**Task to carry out**. Copy out, exactly as given, every line from the line with "Extract all readable text from this page." to the end of the listing, both of those lines included.

>> Start Given information

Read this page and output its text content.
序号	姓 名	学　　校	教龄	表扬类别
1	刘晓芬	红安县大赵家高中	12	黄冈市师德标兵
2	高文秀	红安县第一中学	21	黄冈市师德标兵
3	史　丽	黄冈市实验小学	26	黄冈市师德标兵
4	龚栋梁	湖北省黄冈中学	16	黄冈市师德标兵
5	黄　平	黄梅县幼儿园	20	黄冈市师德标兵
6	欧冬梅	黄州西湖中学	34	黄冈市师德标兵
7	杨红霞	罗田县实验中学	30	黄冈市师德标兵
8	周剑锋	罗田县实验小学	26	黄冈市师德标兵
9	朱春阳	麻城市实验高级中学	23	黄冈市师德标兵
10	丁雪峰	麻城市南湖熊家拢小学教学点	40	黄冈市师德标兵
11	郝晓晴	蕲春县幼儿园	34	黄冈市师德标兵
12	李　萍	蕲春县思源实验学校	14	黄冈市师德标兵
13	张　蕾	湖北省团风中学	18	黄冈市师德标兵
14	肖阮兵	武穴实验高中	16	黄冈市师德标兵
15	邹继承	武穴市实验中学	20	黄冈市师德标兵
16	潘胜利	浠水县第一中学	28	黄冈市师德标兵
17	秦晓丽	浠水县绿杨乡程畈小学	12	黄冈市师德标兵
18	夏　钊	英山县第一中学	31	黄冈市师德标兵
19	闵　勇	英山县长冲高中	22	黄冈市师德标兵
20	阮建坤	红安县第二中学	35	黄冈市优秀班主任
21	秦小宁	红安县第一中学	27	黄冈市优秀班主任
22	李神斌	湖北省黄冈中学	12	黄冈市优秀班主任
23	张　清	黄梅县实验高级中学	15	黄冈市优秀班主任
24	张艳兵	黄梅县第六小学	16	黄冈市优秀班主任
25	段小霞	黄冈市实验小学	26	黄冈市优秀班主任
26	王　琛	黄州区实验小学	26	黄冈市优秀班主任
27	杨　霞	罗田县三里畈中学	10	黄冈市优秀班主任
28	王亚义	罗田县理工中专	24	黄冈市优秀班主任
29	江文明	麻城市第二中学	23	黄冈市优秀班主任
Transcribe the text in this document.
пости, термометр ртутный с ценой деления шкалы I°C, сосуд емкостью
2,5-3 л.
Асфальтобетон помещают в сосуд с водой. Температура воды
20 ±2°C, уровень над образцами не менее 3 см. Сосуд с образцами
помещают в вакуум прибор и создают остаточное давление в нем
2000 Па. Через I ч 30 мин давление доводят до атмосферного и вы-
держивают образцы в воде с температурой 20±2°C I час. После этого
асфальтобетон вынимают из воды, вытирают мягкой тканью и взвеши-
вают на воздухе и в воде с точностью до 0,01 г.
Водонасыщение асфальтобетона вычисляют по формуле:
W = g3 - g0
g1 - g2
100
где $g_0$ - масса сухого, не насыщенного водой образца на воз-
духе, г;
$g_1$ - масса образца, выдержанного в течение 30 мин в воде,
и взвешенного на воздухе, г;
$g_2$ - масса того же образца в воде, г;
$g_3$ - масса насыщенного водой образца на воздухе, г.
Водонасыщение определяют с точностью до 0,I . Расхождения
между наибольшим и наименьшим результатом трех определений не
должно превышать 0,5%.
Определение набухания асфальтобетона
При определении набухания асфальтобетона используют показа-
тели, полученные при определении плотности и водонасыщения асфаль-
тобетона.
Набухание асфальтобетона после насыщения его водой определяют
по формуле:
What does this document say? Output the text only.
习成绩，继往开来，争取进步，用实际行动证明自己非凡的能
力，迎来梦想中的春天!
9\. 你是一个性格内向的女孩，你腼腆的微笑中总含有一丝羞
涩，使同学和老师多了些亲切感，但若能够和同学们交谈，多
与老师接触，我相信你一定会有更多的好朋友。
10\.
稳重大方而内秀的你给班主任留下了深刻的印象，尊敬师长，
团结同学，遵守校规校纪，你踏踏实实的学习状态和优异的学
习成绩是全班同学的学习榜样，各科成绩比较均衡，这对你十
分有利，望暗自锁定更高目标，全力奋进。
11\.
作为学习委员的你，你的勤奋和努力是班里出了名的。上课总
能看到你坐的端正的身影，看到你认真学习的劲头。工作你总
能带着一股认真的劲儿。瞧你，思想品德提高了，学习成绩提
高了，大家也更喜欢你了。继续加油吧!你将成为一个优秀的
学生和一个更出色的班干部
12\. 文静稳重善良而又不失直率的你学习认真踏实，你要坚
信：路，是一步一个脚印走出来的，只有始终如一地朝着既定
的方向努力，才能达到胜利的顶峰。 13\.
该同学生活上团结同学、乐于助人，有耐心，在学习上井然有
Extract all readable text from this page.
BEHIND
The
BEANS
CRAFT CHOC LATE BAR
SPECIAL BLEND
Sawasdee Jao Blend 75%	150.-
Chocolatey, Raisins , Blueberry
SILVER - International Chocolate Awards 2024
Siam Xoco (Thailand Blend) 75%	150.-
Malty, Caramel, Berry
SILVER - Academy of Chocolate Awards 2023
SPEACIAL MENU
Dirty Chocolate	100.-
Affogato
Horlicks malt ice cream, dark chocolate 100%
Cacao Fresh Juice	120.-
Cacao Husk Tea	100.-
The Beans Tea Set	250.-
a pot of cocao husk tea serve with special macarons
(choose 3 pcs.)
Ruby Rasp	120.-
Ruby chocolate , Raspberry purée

>> End Given information

**Written response**.
Extract all readable text from this page.
BEHIND
The
BEANS
CRAFT CHOC LATE BAR
SPECIAL BLEND
Sawasdee Jao Blend 75%	150.-
Chocolatey, Raisins , Blueberry
SILVER - International Chocolate Awards 2024
Siam Xoco (Thailand Blend) 75%	150.-
Malty, Caramel, Berry
SILVER - Academy of Chocolate Awards 2023
SPEACIAL MENU
Dirty Chocolate	100.-
Affogato
Horlicks malt ice cream, dark chocolate 100%
Cacao Fresh Juice	120.-
Cacao Husk Tea	100.-
The Beans Tea Set	250.-
a pot of cocao husk tea serve with special macarons
(choose 3 pcs.)
Ruby Rasp	120.-
Ruby chocolate , Raspberry purée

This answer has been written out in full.